*** Available data ***

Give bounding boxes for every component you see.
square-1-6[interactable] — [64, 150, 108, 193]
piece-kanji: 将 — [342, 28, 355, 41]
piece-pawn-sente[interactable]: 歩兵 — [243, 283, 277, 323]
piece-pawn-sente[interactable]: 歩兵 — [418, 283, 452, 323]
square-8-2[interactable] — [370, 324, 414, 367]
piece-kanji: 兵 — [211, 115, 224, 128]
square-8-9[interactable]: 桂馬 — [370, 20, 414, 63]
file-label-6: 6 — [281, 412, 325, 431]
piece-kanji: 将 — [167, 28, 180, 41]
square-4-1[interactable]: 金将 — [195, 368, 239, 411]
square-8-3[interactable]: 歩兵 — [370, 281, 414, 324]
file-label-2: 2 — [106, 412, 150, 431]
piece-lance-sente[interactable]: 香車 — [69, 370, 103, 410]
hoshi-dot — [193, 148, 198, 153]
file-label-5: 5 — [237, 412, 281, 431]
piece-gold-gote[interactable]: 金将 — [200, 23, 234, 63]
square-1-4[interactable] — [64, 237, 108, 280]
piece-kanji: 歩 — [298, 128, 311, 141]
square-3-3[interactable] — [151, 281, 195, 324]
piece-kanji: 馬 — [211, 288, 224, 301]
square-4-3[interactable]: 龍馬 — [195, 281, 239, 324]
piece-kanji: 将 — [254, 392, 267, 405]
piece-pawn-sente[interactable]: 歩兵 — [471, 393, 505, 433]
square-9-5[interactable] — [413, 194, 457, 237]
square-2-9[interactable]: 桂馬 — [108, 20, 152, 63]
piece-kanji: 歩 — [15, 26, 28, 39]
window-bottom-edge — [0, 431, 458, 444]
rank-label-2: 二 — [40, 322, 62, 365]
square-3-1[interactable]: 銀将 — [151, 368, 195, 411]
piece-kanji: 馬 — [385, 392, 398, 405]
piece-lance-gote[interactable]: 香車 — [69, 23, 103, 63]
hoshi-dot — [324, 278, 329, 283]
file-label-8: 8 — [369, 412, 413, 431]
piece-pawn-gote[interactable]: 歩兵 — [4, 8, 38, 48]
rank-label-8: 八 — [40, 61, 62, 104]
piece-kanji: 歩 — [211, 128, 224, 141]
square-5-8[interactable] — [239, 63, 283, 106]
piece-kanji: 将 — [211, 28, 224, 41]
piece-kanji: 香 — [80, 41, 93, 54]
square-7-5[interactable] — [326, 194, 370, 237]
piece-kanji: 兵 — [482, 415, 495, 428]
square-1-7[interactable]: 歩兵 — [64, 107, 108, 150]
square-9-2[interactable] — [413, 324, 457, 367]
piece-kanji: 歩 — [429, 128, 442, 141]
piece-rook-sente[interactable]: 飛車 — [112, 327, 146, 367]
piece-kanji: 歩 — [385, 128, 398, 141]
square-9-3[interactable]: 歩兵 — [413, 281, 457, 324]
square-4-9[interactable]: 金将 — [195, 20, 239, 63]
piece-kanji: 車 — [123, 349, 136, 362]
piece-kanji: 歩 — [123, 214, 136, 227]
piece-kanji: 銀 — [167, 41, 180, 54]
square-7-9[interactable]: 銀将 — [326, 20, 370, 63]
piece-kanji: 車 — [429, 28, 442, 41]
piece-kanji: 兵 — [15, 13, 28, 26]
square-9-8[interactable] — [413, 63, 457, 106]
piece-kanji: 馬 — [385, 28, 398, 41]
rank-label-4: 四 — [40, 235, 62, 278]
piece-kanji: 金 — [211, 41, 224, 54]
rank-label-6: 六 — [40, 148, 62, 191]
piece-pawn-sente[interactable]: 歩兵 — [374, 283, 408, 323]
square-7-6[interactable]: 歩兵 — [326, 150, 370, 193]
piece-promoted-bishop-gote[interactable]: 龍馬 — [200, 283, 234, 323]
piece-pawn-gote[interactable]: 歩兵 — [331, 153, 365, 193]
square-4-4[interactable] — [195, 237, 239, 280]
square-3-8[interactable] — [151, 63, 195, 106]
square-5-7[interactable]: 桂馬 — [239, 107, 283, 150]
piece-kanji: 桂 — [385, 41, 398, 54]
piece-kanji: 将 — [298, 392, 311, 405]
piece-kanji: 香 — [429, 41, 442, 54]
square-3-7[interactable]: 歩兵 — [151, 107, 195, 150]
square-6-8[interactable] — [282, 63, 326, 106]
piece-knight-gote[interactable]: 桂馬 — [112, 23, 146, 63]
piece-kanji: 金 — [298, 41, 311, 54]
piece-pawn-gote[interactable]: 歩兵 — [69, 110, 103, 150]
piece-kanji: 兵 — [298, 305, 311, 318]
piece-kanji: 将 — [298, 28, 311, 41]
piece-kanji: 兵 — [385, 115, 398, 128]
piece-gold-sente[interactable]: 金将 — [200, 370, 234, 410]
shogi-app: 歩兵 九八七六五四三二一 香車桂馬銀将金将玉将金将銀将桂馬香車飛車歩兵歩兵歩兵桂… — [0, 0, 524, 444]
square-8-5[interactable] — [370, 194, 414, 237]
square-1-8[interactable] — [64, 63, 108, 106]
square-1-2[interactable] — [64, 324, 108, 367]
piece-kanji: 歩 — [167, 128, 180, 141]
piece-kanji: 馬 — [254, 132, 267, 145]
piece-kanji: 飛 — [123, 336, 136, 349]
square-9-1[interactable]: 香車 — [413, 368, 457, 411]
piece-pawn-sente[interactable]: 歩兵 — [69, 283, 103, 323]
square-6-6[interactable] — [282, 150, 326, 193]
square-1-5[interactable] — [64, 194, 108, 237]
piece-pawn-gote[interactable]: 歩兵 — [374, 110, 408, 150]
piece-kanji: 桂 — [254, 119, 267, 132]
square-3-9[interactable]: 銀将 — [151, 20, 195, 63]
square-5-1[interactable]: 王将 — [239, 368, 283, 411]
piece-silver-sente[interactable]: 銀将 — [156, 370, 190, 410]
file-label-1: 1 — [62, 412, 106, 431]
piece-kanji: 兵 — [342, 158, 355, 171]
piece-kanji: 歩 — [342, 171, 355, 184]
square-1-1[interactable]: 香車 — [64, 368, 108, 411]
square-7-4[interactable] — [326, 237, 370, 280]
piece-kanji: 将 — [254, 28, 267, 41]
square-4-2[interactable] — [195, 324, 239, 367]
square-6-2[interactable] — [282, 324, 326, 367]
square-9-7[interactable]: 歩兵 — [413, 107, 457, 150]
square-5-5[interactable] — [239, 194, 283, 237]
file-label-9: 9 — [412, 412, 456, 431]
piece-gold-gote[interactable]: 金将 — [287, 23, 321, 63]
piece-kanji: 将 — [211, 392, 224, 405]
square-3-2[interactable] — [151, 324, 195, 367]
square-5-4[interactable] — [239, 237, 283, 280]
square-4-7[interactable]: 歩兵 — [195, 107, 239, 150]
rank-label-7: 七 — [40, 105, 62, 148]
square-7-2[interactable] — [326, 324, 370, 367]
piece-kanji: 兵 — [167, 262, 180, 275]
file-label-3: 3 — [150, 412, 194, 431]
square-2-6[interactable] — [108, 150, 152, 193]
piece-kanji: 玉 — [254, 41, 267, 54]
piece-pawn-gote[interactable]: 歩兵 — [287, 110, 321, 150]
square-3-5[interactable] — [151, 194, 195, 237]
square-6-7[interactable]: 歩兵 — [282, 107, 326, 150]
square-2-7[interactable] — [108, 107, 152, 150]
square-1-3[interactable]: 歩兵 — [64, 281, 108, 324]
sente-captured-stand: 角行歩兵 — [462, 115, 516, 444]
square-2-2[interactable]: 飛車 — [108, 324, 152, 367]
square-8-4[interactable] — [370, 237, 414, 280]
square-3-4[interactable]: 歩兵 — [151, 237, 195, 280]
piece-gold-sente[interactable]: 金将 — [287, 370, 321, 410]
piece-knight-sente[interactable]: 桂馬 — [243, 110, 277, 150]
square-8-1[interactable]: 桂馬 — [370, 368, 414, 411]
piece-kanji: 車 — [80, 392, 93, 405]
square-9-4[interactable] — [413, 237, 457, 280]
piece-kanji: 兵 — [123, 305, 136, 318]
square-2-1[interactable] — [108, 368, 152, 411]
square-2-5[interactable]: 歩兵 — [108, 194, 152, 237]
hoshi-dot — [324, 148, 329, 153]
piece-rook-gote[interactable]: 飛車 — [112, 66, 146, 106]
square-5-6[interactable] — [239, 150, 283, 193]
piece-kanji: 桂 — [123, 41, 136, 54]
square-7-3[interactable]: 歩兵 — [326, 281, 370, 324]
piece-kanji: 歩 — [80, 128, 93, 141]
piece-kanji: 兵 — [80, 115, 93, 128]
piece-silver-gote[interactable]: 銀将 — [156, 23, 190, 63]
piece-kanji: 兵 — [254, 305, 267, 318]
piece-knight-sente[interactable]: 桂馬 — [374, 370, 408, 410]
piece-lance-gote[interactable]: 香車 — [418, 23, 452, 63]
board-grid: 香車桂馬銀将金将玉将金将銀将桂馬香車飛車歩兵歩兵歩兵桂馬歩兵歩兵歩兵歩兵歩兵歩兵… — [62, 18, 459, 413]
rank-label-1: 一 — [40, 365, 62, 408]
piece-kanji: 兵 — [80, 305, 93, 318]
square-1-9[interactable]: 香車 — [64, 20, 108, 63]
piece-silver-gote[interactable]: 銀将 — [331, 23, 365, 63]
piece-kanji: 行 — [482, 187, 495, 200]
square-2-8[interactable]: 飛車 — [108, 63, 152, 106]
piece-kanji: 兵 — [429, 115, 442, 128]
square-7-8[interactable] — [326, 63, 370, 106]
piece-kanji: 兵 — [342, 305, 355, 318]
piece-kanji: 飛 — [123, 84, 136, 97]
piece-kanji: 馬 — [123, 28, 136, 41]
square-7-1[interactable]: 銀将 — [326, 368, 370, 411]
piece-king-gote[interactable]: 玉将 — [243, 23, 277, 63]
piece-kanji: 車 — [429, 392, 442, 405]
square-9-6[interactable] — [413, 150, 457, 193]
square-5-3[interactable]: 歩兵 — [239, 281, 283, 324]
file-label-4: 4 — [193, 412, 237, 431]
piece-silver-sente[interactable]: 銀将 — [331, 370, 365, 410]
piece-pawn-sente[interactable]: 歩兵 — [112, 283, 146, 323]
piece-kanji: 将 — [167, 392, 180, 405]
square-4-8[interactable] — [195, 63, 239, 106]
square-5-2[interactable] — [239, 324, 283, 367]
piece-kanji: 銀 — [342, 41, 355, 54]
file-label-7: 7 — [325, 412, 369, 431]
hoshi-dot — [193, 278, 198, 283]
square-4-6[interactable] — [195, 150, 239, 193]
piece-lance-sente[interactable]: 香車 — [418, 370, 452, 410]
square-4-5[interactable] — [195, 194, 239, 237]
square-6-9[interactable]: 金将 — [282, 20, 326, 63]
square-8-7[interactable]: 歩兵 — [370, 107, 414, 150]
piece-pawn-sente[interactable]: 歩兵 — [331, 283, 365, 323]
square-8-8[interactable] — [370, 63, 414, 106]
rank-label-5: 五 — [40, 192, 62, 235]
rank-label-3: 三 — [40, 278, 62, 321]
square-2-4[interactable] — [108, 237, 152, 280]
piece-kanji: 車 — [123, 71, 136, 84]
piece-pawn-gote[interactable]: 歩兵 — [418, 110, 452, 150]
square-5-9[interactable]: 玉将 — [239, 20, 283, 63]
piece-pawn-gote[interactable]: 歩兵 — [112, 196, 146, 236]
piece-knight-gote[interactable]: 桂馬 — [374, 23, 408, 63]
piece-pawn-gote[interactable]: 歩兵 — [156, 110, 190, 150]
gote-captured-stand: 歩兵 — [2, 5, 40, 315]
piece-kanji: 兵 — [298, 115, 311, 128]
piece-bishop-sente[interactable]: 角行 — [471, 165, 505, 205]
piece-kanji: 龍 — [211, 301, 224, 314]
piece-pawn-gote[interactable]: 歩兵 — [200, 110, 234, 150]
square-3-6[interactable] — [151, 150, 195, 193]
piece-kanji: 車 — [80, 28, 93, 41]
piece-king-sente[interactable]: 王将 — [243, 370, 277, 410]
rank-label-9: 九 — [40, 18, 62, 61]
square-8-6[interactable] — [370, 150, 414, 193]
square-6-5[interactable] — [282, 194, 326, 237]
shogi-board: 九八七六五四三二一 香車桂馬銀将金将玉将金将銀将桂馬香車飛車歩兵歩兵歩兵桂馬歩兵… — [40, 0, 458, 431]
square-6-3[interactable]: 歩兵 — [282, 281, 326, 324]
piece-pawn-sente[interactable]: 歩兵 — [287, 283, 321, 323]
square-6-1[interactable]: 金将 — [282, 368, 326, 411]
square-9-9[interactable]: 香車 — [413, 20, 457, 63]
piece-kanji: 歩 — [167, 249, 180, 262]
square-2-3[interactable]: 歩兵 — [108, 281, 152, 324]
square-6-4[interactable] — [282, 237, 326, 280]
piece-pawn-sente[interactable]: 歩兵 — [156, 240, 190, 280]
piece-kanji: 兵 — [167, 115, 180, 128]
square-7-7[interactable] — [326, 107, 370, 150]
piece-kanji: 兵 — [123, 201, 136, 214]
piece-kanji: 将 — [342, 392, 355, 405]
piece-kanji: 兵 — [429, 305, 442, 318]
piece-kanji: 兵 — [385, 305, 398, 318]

***

§ **Aim**
Copy out the records verbatim from the first line through the line containing "piece-kanji: 将 — [167, 28, 180, 41]", inclusive of both.

§ **Reply to the task**
Give bounding boxes for every component you see.
square-1-6[interactable] — [64, 150, 108, 193]
piece-kanji: 将 — [342, 28, 355, 41]
piece-pawn-sente[interactable]: 歩兵 — [243, 283, 277, 323]
piece-pawn-sente[interactable]: 歩兵 — [418, 283, 452, 323]
square-8-2[interactable] — [370, 324, 414, 367]
piece-kanji: 兵 — [211, 115, 224, 128]
square-8-9[interactable]: 桂馬 — [370, 20, 414, 63]
file-label-6: 6 — [281, 412, 325, 431]
piece-kanji: 将 — [167, 28, 180, 41]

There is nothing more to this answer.